▶ **Element box records**:
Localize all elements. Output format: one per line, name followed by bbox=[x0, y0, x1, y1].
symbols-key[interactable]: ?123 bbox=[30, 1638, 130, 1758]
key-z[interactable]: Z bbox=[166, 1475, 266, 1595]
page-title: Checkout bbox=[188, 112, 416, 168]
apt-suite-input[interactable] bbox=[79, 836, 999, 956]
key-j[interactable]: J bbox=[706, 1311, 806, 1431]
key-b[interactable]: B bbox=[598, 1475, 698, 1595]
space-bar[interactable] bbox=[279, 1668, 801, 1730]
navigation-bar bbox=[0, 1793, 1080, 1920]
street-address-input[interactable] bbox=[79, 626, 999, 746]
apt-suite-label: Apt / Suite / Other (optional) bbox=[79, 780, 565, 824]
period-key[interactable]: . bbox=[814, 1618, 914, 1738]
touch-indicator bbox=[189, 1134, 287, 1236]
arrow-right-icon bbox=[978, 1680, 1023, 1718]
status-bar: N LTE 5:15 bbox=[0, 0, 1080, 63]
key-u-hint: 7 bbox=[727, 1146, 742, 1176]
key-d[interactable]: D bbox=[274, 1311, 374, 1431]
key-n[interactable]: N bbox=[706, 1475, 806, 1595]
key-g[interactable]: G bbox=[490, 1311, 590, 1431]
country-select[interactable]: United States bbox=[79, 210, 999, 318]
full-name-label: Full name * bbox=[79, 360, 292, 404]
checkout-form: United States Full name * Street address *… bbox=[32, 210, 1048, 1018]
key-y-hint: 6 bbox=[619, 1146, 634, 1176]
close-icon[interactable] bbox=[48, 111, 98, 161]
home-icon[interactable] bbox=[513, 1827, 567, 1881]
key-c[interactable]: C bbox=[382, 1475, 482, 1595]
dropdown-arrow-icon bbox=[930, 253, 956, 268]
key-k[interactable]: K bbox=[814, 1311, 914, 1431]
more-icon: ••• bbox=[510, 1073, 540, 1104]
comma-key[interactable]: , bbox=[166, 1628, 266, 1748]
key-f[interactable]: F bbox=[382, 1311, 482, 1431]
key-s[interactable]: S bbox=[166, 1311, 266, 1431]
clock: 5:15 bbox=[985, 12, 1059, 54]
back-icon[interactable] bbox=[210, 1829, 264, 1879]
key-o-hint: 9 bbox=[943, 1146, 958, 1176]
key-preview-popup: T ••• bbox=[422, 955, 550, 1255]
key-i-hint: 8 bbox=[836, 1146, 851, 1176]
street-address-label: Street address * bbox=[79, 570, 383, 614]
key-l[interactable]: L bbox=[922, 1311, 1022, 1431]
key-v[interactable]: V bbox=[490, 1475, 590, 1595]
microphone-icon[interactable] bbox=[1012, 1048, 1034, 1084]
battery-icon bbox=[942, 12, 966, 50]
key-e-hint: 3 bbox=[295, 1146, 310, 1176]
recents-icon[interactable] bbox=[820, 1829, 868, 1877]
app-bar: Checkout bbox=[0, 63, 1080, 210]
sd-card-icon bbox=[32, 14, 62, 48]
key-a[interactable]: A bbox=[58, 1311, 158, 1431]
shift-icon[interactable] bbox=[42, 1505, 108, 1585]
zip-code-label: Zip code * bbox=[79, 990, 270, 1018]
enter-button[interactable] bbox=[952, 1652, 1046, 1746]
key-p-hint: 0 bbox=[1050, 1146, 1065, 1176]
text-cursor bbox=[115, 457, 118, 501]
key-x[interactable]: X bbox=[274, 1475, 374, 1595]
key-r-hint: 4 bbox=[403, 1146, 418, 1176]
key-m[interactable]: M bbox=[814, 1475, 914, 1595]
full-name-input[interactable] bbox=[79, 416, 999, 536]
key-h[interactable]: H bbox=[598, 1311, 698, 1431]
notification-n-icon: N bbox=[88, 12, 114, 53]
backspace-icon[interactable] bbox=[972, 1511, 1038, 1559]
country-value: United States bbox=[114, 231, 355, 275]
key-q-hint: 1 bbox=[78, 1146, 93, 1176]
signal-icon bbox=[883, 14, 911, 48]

▶ **Exercise brief**: Can you copy every line of the material above without changing anything?

▶ **Expected answer**:
Localize all elements. Output format: one per line, name followed by bbox=[x0, y0, x1, y1].
symbols-key[interactable]: ?123 bbox=[30, 1638, 130, 1758]
key-z[interactable]: Z bbox=[166, 1475, 266, 1595]
page-title: Checkout bbox=[188, 112, 416, 168]
apt-suite-input[interactable] bbox=[79, 836, 999, 956]
key-j[interactable]: J bbox=[706, 1311, 806, 1431]
key-b[interactable]: B bbox=[598, 1475, 698, 1595]
space-bar[interactable] bbox=[279, 1668, 801, 1730]
navigation-bar bbox=[0, 1793, 1080, 1920]
street-address-input[interactable] bbox=[79, 626, 999, 746]
apt-suite-label: Apt / Suite / Other (optional) bbox=[79, 780, 565, 824]
period-key[interactable]: . bbox=[814, 1618, 914, 1738]
touch-indicator bbox=[189, 1134, 287, 1236]
arrow-right-icon bbox=[978, 1680, 1023, 1718]
status-bar: N LTE 5:15 bbox=[0, 0, 1080, 63]
key-u-hint: 7 bbox=[727, 1146, 742, 1176]
key-d[interactable]: D bbox=[274, 1311, 374, 1431]
key-n[interactable]: N bbox=[706, 1475, 806, 1595]
key-g[interactable]: G bbox=[490, 1311, 590, 1431]
country-select[interactable]: United States bbox=[79, 210, 999, 318]
full-name-label: Full name * bbox=[79, 360, 292, 404]
checkout-form: United States Full name * Street address *… bbox=[32, 210, 1048, 1018]
key-y-hint: 6 bbox=[619, 1146, 634, 1176]
close-icon[interactable] bbox=[48, 111, 98, 161]
home-icon[interactable] bbox=[513, 1827, 567, 1881]
key-c[interactable]: C bbox=[382, 1475, 482, 1595]
dropdown-arrow-icon bbox=[930, 253, 956, 268]
key-k[interactable]: K bbox=[814, 1311, 914, 1431]
more-icon: ••• bbox=[510, 1073, 540, 1104]
comma-key[interactable]: , bbox=[166, 1628, 266, 1748]
key-f[interactable]: F bbox=[382, 1311, 482, 1431]
key-s[interactable]: S bbox=[166, 1311, 266, 1431]
clock: 5:15 bbox=[985, 12, 1059, 54]
back-icon[interactable] bbox=[210, 1829, 264, 1879]
key-o-hint: 9 bbox=[943, 1146, 958, 1176]
key-preview-popup: T ••• bbox=[422, 955, 550, 1255]
key-i-hint: 8 bbox=[836, 1146, 851, 1176]
street-address-label: Street address * bbox=[79, 570, 383, 614]
key-l[interactable]: L bbox=[922, 1311, 1022, 1431]
key-v[interactable]: V bbox=[490, 1475, 590, 1595]
microphone-icon[interactable] bbox=[1012, 1048, 1034, 1084]
battery-icon bbox=[942, 12, 966, 50]
key-e-hint: 3 bbox=[295, 1146, 310, 1176]
recents-icon[interactable] bbox=[820, 1829, 868, 1877]
app-bar: Checkout bbox=[0, 63, 1080, 210]
sd-card-icon bbox=[32, 14, 62, 48]
key-a[interactable]: A bbox=[58, 1311, 158, 1431]
shift-icon[interactable] bbox=[42, 1505, 108, 1585]
zip-code-label: Zip code * bbox=[79, 990, 270, 1018]
enter-button[interactable] bbox=[952, 1652, 1046, 1746]
key-p-hint: 0 bbox=[1050, 1146, 1065, 1176]
text-cursor bbox=[115, 457, 118, 501]
key-x[interactable]: X bbox=[274, 1475, 374, 1595]
key-r-hint: 4 bbox=[403, 1146, 418, 1176]
key-m[interactable]: M bbox=[814, 1475, 914, 1595]
full-name-input[interactable] bbox=[79, 416, 999, 536]
key-h[interactable]: H bbox=[598, 1311, 698, 1431]
notification-n-icon: N bbox=[88, 12, 114, 53]
backspace-icon[interactable] bbox=[972, 1511, 1038, 1559]
country-value: United States bbox=[114, 231, 355, 275]
key-q-hint: 1 bbox=[78, 1146, 93, 1176]
signal-icon bbox=[883, 14, 911, 48]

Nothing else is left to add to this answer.